**Task objective:** In the records that follow, locate every line with "heading" and extract it.

**Dataset entries:**
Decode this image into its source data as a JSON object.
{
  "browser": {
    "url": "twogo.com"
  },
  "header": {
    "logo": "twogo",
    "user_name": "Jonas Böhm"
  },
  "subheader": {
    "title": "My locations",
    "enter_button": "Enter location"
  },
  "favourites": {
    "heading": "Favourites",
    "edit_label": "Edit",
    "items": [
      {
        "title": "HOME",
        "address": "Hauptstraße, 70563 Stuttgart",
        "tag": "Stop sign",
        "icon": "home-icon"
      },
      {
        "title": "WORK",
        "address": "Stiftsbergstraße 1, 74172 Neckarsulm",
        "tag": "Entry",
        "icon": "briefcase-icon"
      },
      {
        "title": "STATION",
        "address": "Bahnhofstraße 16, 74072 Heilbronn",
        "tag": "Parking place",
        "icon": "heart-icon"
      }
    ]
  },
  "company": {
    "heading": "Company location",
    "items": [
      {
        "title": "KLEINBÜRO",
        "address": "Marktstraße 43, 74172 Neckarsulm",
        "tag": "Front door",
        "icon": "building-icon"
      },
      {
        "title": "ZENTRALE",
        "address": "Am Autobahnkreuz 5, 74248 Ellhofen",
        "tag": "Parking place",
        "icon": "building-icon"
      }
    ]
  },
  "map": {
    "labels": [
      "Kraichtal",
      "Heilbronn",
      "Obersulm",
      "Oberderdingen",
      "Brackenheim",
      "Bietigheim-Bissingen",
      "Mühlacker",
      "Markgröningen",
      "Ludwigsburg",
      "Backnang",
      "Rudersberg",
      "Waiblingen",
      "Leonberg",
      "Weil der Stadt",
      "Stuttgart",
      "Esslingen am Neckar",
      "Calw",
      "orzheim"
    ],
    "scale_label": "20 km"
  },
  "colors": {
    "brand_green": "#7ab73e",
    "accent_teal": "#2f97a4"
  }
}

**Expected output:**
    "heading": "Favourites",
    "heading": "Company location",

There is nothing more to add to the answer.